## INPUT DATA
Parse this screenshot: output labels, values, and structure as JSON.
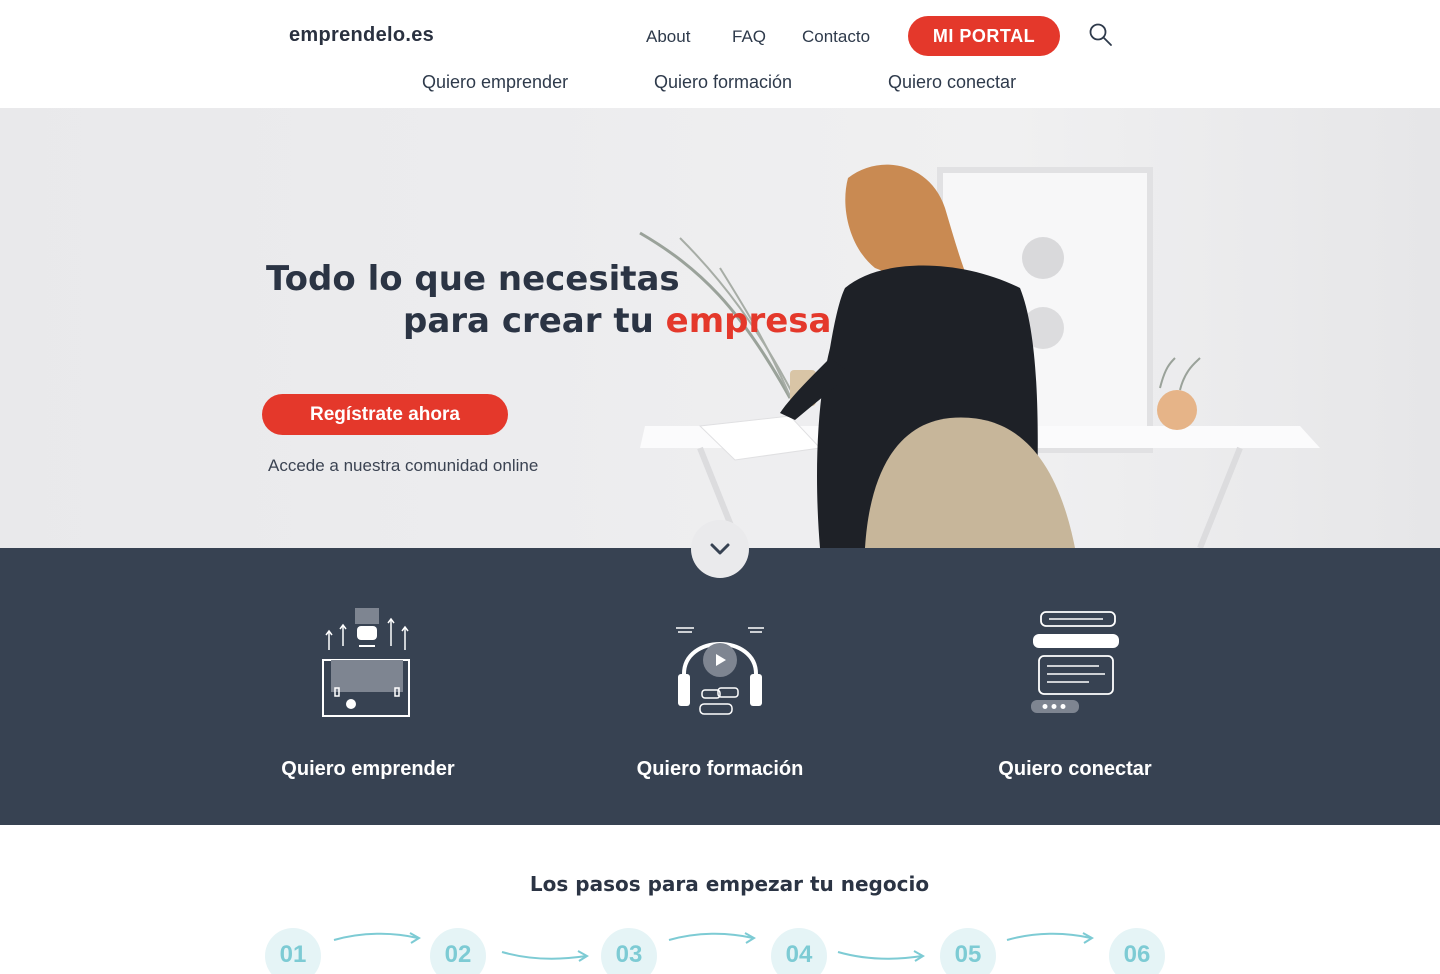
{
  "header": {
    "logo": "emprendelo.es",
    "nav": [
      "About",
      "FAQ",
      "Contacto"
    ],
    "portal_label": "MI PORTAL",
    "sub_nav": [
      "Quiero emprender",
      "Quiero formación",
      "Quiero conectar"
    ]
  },
  "hero": {
    "title_line1": "Todo lo que necesitas",
    "title_line2": "para crear tu ",
    "title_accent": "empresa",
    "cta_label": "Regístrate ahora",
    "cta_subtext": "Accede a nuestra comunidad online"
  },
  "categories": [
    {
      "label": "Quiero emprender",
      "icon": "briefcase-growth-icon"
    },
    {
      "label": "Quiero formación",
      "icon": "headphones-play-icon"
    },
    {
      "label": "Quiero conectar",
      "icon": "chat-messages-icon"
    }
  ],
  "steps": {
    "title": "Los pasos para empezar tu negocio",
    "numbers": [
      "01",
      "02",
      "03",
      "04",
      "05",
      "06"
    ]
  },
  "colors": {
    "accent": "#e4382b",
    "dark_band": "#374252",
    "step_text": "#7dcbd4",
    "step_bg": "#e5f4f6"
  }
}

## WHAT IS REQUIRED
Print every entry above again without changing a word, and omit the pictures.

## EXERCISE RESULT
Parse this screenshot: output labels, values, and structure as JSON.
{
  "header": {
    "logo": "emprendelo.es",
    "nav": [
      "About",
      "FAQ",
      "Contacto"
    ],
    "portal_label": "MI PORTAL",
    "sub_nav": [
      "Quiero emprender",
      "Quiero formación",
      "Quiero conectar"
    ]
  },
  "hero": {
    "title_line1": "Todo lo que necesitas",
    "title_line2": "para crear tu ",
    "title_accent": "empresa",
    "cta_label": "Regístrate ahora",
    "cta_subtext": "Accede a nuestra comunidad online"
  },
  "categories": [
    {
      "label": "Quiero emprender",
      "icon": "briefcase-growth-icon"
    },
    {
      "label": "Quiero formación",
      "icon": "headphones-play-icon"
    },
    {
      "label": "Quiero conectar",
      "icon": "chat-messages-icon"
    }
  ],
  "steps": {
    "title": "Los pasos para empezar tu negocio",
    "numbers": [
      "01",
      "02",
      "03",
      "04",
      "05",
      "06"
    ]
  },
  "colors": {
    "accent": "#e4382b",
    "dark_band": "#374252",
    "step_text": "#7dcbd4",
    "step_bg": "#e5f4f6"
  }
}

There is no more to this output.